Every entry needs to be printed exactly, please.

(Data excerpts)
## BEGIN
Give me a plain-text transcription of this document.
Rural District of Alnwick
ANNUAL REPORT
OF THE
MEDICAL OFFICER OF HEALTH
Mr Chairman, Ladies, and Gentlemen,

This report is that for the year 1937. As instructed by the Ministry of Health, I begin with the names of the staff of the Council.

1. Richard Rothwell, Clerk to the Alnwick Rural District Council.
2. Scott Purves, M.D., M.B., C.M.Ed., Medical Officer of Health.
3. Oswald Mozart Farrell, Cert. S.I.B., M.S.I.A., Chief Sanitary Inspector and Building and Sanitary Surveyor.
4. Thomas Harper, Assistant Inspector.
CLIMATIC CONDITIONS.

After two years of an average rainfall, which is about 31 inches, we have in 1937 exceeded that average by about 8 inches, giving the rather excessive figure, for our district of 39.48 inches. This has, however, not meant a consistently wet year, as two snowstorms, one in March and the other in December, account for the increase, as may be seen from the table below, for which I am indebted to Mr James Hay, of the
## END
## Result of this exercise
Give me a plain-text transcription of this document.
Rural District of Alnwick
ANNUAL REPORT
OF THE
MEDICAL OFFICER OF HEALTH
Mr Chairman, Ladies, and Gentlemen,

This report is that for the year 1937. As instructed by the Ministry of Health, I begin with the names of the staff of the Council.

1. Richard Rothwell, Clerk to the Alnwick Rural District Council.
2. Scott Purves, M.D., M.B., C.M.Ed., Medical Officer of Health.
3. Oswald Mozart Farrell, Cert. S.I.B., M.S.I.A., Chief Sanitary Inspector and Building and Sanitary Surveyor.
4. Thomas Harper, Assistant Inspector.
CLIMATIC CONDITIONS.

After two years of an average rainfall, which is about 31 inches, we have in 1937 exceeded that average by about 8 inches, giving the rather excessive figure, for our district of 39.48 inches. This has, however, not meant a consistently wet year, as two snowstorms, one in March and the other in December, account for the increase, as may be seen from the table below, for which I am indebted to Mr James Hay, of the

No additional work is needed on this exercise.